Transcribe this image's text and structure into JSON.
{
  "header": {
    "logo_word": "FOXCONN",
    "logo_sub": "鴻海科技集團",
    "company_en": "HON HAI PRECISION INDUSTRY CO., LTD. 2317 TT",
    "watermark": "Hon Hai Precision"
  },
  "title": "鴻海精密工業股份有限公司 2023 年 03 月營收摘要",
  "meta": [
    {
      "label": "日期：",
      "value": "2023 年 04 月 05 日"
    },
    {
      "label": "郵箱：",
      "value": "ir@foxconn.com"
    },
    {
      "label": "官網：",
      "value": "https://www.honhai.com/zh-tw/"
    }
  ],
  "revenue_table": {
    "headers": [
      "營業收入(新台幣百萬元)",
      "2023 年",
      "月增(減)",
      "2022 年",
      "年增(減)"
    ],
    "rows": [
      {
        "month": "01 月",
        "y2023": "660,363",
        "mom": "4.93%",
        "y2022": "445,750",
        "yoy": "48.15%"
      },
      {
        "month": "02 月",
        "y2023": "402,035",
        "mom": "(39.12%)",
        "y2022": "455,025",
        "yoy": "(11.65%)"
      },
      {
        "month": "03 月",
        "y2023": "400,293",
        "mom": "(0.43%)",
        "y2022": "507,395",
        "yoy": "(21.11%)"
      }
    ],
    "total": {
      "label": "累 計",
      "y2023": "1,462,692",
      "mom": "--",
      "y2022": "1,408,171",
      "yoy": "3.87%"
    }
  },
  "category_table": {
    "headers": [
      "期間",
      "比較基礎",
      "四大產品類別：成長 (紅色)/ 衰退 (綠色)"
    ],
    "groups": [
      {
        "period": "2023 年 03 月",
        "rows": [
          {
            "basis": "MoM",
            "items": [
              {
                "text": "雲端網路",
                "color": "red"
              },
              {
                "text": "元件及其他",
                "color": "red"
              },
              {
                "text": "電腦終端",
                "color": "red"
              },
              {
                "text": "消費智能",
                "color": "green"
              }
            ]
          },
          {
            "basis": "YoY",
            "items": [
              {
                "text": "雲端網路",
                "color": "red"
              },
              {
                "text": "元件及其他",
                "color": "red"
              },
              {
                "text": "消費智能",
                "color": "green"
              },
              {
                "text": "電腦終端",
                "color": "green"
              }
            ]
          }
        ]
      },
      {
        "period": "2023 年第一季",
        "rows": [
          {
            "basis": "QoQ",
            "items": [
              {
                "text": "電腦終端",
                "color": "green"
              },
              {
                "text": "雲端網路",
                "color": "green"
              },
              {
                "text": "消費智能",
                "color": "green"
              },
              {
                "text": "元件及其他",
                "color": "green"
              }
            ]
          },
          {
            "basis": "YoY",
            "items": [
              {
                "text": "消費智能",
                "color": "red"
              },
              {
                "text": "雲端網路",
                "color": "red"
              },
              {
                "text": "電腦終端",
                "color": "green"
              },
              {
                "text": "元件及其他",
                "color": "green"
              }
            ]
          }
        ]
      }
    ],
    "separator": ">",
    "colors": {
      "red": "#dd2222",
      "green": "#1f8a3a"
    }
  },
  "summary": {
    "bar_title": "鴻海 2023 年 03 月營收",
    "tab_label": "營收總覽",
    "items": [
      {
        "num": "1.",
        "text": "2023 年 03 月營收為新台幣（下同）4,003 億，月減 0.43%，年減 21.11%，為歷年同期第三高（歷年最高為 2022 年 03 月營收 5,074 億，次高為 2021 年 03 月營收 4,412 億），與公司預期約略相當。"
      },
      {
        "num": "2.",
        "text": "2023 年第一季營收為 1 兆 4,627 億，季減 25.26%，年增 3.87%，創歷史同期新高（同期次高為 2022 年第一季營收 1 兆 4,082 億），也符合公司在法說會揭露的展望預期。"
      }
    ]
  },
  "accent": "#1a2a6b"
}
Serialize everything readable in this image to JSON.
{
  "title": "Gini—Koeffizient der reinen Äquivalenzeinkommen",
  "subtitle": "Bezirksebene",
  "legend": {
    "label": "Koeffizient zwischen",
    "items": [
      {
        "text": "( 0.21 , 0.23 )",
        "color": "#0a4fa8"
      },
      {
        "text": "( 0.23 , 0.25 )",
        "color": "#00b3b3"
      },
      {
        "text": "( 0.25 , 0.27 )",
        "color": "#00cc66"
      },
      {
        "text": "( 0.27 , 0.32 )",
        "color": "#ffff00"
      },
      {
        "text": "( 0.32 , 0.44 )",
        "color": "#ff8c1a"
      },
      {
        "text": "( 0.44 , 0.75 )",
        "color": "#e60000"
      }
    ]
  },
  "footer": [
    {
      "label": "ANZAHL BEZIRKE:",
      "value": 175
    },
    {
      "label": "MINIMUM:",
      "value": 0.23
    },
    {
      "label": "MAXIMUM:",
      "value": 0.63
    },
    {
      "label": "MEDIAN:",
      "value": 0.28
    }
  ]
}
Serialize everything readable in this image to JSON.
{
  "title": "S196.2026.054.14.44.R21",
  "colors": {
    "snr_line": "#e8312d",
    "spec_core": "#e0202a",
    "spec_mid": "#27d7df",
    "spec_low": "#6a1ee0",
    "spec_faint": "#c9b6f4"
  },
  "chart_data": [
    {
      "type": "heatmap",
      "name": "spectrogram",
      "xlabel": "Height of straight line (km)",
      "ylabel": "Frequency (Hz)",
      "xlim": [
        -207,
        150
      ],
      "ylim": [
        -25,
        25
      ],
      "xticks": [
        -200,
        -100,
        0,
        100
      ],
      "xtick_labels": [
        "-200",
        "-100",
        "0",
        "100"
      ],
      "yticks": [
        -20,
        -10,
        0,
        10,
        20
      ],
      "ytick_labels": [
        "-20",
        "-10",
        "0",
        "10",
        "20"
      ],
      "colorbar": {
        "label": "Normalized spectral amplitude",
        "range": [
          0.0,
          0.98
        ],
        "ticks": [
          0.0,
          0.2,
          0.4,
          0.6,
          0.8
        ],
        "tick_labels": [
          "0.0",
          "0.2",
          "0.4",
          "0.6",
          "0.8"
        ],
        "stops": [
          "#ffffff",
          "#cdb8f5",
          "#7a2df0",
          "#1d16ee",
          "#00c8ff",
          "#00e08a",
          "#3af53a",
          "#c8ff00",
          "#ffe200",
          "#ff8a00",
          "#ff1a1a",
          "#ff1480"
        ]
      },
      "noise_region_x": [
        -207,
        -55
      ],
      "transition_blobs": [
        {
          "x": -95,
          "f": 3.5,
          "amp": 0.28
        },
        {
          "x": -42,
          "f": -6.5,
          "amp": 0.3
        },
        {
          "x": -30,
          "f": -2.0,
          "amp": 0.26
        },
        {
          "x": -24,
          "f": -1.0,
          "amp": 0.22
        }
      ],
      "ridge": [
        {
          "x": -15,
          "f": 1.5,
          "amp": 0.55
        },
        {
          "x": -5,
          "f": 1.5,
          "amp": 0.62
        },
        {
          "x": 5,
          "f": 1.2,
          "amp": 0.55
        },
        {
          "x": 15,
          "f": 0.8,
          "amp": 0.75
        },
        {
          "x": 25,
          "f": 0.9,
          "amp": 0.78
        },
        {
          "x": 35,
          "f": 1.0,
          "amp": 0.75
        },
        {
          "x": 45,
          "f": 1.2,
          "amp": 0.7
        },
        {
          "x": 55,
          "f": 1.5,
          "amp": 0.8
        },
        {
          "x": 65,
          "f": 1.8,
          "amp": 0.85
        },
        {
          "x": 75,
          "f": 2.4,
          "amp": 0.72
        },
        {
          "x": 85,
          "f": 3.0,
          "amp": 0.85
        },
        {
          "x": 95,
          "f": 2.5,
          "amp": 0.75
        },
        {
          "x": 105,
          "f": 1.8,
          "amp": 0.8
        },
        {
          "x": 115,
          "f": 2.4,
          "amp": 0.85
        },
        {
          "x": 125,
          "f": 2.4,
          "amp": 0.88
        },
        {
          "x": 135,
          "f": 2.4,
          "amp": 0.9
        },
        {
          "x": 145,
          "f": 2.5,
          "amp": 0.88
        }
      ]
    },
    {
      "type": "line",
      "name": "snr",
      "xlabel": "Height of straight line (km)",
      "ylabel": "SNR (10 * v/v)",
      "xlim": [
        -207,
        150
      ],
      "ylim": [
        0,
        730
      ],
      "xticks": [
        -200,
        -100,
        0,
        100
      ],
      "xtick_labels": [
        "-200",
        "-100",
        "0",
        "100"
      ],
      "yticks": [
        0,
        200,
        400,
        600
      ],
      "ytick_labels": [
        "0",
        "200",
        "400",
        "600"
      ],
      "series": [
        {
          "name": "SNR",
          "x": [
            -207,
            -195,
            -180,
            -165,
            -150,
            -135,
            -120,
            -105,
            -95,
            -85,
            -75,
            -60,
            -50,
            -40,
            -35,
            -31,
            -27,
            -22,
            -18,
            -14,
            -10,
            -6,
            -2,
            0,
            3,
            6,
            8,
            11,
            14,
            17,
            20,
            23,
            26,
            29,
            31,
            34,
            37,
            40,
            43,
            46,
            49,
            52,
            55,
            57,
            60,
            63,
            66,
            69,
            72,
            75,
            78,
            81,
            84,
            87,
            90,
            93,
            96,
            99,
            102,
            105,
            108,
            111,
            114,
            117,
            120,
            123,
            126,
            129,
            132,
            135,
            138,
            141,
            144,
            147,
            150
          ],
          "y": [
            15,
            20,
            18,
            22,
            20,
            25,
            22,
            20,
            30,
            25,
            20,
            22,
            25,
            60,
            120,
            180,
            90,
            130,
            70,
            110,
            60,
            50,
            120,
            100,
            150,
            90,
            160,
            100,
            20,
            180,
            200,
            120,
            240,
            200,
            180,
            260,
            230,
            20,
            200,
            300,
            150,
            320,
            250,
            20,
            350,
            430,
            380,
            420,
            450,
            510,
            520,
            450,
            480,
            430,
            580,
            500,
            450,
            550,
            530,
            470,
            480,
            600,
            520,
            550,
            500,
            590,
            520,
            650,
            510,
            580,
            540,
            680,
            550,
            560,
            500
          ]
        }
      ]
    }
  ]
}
***
**WHAT TO PRODUCE**. Only a number is wanted here: how many lines in the data above include the string "Koeffizient"?

**EXERCISE SOLUTION**. 2